Thirtieth Amendment of the Constitution of Ireland

Tue 19 February 2019

The Thirtieth Amendment of the Constitution (Treaty on Stability, Coordination and Governance in the Economic and Monetary Union) Act 2012 (previously bill no. 23 of 2012) amended the Constitution of Ireland to permit Ireland to ratify the 2012 European Fiscal Compact and to preclude measures taken under the Compact from being held to be inconsistent with the Irish constitution. It was approved by referendum on 31 May 2012, by 60.3% to 39.7%, on a turnout of 50% and was signed into law by President Michael D. Higgins on 27 June 2012.The decision to hold a referendum on the Fiscal Compact was made by the Irish government following advice from the Attorney General, and was announced by Taoiseach Enda Kenny on 28 February 2012 prior to the signing ceremony.
################
--- WHAT TO WORK ON ---
Reproduce the stretch of the passage on the Thirtieth Amendment from "The Thirtieth Amendment" through "the signing ceremony.", word for word.

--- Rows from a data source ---
################
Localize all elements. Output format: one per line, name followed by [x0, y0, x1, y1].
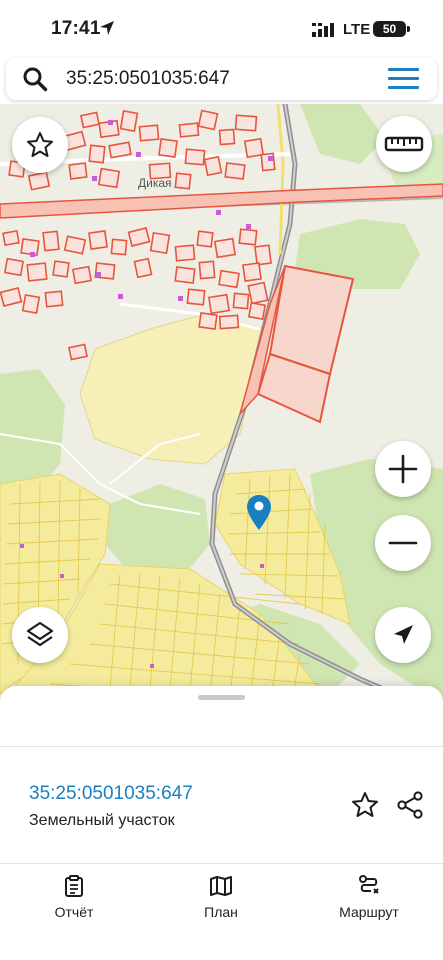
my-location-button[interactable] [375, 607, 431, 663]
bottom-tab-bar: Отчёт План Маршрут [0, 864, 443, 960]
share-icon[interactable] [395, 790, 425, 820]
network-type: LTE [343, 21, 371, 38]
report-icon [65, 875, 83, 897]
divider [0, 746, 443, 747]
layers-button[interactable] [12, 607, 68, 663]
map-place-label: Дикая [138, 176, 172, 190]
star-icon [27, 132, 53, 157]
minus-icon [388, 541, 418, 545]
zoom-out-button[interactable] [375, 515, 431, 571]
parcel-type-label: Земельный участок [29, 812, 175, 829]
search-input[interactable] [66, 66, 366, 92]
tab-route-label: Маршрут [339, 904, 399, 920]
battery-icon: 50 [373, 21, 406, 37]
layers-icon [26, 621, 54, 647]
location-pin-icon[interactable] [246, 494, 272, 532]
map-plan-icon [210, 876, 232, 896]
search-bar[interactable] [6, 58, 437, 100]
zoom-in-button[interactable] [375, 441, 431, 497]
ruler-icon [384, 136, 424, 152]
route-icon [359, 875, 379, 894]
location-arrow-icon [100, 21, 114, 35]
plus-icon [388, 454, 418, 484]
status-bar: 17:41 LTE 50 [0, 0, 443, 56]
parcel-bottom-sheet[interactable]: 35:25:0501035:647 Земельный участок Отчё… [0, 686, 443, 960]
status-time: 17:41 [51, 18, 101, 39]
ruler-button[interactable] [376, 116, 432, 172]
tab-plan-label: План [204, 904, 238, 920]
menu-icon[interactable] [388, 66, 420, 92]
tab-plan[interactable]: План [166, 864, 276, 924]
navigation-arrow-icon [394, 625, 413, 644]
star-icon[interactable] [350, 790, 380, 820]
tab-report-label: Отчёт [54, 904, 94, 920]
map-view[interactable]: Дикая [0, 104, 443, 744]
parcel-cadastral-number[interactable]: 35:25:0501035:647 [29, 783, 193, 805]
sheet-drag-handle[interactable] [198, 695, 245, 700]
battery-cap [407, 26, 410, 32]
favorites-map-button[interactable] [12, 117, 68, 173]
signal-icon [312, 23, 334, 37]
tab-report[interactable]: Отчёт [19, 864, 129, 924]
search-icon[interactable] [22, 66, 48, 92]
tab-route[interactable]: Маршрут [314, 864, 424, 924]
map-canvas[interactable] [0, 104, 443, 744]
################
--- SOLUTION TO THIS EXERCISE ---
The Thirtieth Amendment of the Constitution (Treaty on Stability, Coordination and Governance in the Economic and Monetary Union) Act 2012 (previously bill no. 23 of 2012) amended the Constitution of Ireland to permit Ireland to ratify the 2012 European Fiscal Compact and to preclude measures taken under the Compact from being held to be inconsistent with the Irish constitution. It was approved by referendum on 31 May 2012, by 60.3% to 39.7%, on a turnout of 50% and was signed into law by President Michael D. Higgins on 27 June 2012.The decision to hold a referendum on the Fiscal Compact was made by the Irish government following advice from the Attorney General, and was announced by Taoiseach Enda Kenny on 28 February 2012 prior to the signing ceremony.